Extracted records:
+ + + + + + +

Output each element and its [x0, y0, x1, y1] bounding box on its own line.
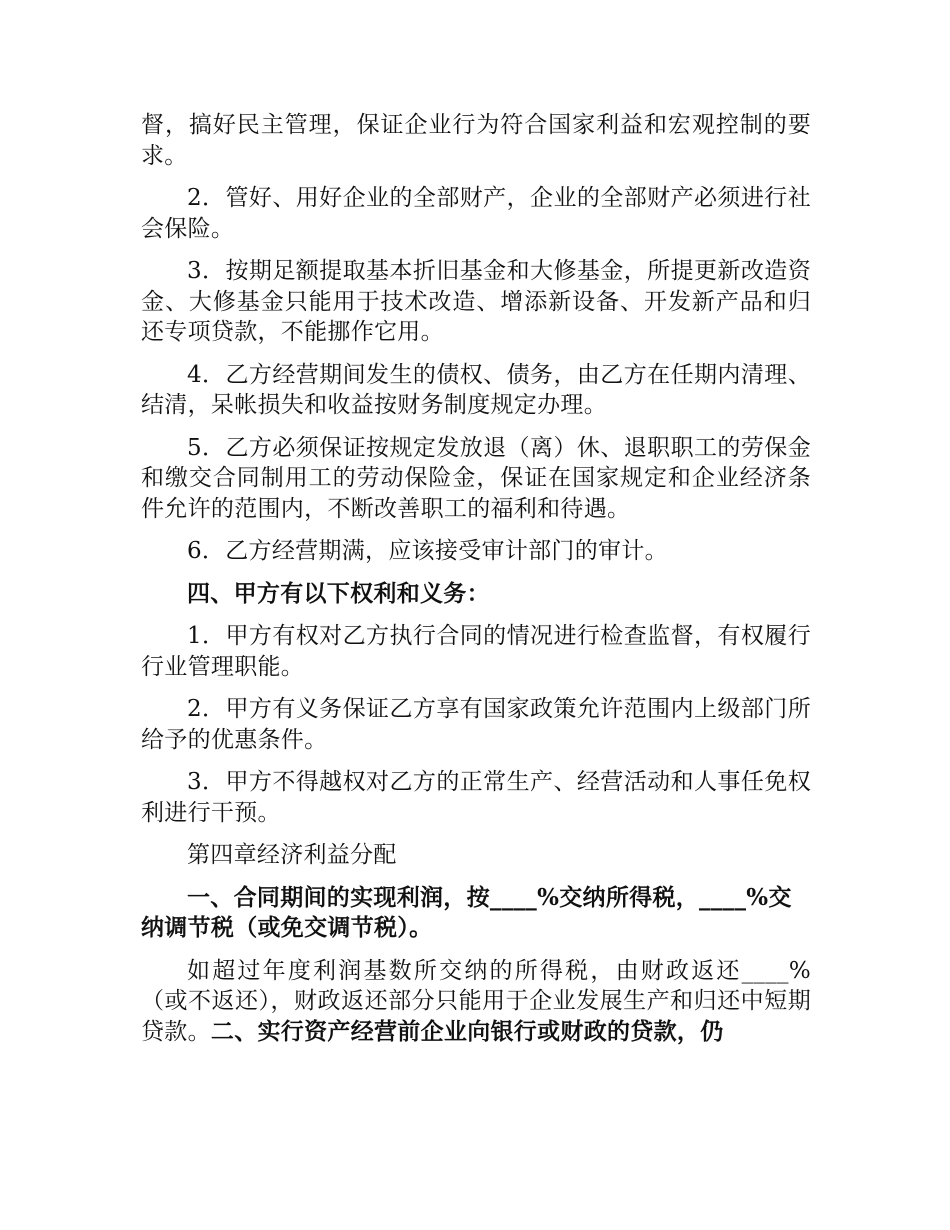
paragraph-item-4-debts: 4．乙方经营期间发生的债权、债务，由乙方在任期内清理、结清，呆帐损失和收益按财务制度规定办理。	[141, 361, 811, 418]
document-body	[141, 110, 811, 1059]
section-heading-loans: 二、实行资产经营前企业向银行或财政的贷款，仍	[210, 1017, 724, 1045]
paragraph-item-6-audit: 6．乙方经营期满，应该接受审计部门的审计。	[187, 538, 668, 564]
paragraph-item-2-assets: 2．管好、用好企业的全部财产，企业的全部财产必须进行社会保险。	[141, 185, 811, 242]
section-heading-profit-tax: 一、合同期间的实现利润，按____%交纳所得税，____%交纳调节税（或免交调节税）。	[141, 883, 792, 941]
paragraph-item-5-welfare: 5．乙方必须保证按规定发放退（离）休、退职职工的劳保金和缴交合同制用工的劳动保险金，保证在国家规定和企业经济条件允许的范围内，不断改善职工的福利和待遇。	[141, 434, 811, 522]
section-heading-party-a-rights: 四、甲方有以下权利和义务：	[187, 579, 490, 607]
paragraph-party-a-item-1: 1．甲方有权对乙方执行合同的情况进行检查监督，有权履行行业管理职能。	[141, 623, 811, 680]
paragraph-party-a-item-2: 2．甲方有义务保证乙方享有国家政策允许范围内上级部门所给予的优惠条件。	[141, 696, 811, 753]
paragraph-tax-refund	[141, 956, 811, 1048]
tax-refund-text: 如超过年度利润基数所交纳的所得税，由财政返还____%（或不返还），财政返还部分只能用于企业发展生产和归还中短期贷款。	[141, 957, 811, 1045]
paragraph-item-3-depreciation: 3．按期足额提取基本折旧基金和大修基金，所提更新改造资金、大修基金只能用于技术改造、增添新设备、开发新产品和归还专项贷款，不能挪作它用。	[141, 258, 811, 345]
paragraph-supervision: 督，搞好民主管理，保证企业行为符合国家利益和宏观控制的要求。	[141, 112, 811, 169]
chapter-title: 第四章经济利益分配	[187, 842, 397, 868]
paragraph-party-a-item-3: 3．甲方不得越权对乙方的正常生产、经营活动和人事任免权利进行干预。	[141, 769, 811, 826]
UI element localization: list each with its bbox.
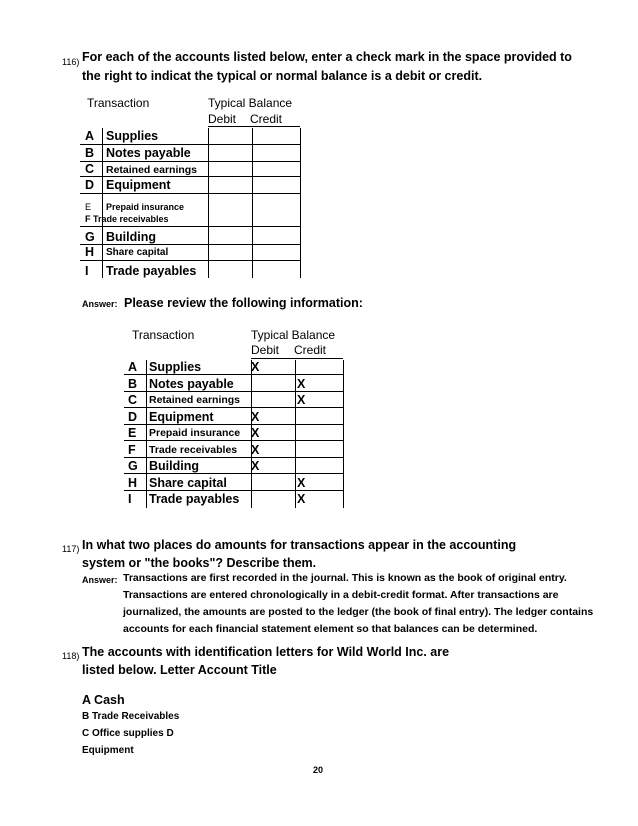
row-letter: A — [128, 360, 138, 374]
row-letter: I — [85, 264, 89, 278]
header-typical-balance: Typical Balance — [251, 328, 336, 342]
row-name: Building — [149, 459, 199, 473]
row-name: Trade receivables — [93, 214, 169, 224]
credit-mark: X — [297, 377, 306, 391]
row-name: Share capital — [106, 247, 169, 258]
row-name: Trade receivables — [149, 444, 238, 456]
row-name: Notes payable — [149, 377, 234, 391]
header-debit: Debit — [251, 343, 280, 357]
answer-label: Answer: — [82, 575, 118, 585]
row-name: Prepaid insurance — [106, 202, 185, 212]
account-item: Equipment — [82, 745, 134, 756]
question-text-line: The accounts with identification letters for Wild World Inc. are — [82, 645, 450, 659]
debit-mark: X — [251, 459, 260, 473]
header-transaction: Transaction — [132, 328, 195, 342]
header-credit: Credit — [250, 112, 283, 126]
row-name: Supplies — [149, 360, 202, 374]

+ + + + + + +

**WHAT IS REQUIRED**
Please turn all of the data above into a numbered list, one entry per line, leaving out blank lines and the pictures.

**RIGHT ANSWER**
1. Output each element and its [x0, y0, x1, y1] bounding box on its own line.
2. paragraph-item-4-debts: 4．乙方经营期间发生的债权、债务，由乙方在任期内清理、结清，呆帐损失和收益按财务制度规定办理。	[141, 361, 811, 418]
3. document-body	[141, 110, 811, 1059]
4. section-heading-loans: 二、实行资产经营前企业向银行或财政的贷款，仍	[210, 1017, 724, 1045]
5. paragraph-item-6-audit: 6．乙方经营期满，应该接受审计部门的审计。	[187, 538, 668, 564]
6. paragraph-item-2-assets: 2．管好、用好企业的全部财产，企业的全部财产必须进行社会保险。	[141, 185, 811, 242]
7. section-heading-profit-tax: 一、合同期间的实现利润，按____%交纳所得税，____%交纳调节税（或免交调节税）。	[141, 883, 792, 941]
8. paragraph-item-5-welfare: 5．乙方必须保证按规定发放退（离）休、退职职工的劳保金和缴交合同制用工的劳动保险金，保证在国家规定和企业经济条件允许的范围内，不断改善职工的福利和待遇。	[141, 434, 811, 522]
9. section-heading-party-a-rights: 四、甲方有以下权利和义务：	[187, 579, 490, 607]
10. paragraph-party-a-item-1: 1．甲方有权对乙方执行合同的情况进行检查监督，有权履行行业管理职能。	[141, 623, 811, 680]
11. paragraph-party-a-item-2: 2．甲方有义务保证乙方享有国家政策允许范围内上级部门所给予的优惠条件。	[141, 696, 811, 753]
12. paragraph-tax-refund	[141, 956, 811, 1048]
13. tax-refund-text: 如超过年度利润基数所交纳的所得税，由财政返还____%（或不返还），财政返还部分只能用于企业发展生产和归还中短期贷款。	[141, 957, 811, 1045]
14. paragraph-item-3-depreciation: 3．按期足额提取基本折旧基金和大修基金，所提更新改造资金、大修基金只能用于技术改造、增添新设备、开发新产品和归还专项贷款，不能挪作它用。	[141, 258, 811, 345]
15. paragraph-supervision: 督，搞好民主管理，保证企业行为符合国家利益和宏观控制的要求。	[141, 112, 811, 169]
16. chapter-title: 第四章经济利益分配	[187, 842, 397, 868]
17. paragraph-party-a-item-3: 3．甲方不得越权对乙方的正常生产、经营活动和人事任免权利进行干预。	[141, 769, 811, 826]
18. UI element localization: list each with its bbox.
19. row-letter: A — [128, 360, 138, 374]
20. row-letter: I — [85, 264, 89, 278]
21. header-typical-balance: Typical Balance — [251, 328, 336, 342]
22. row-name: Building — [149, 459, 199, 473]
23. row-name: Trade receivables — [93, 214, 169, 224]
24. credit-mark: X — [297, 377, 306, 391]
25. row-name: Share capital — [106, 247, 169, 258]
26. row-name: Trade receivables — [149, 444, 238, 456]
27. row-name: Notes payable — [149, 377, 234, 391]
28. header-debit: Debit — [251, 343, 280, 357]
29. answer-label: Answer: — [82, 575, 118, 585]
30. row-name: Prepaid insurance — [106, 202, 185, 212]
31. account-item: Equipment — [82, 745, 134, 756]
32. question-text-line: The accounts with identification letters for Wild World Inc. are — [82, 645, 450, 659]
33. debit-mark: X — [251, 459, 260, 473]
34. header-transaction: Transaction — [132, 328, 195, 342]
35. header-credit: Credit — [250, 112, 283, 126]
36. row-name: Supplies — [149, 360, 202, 374]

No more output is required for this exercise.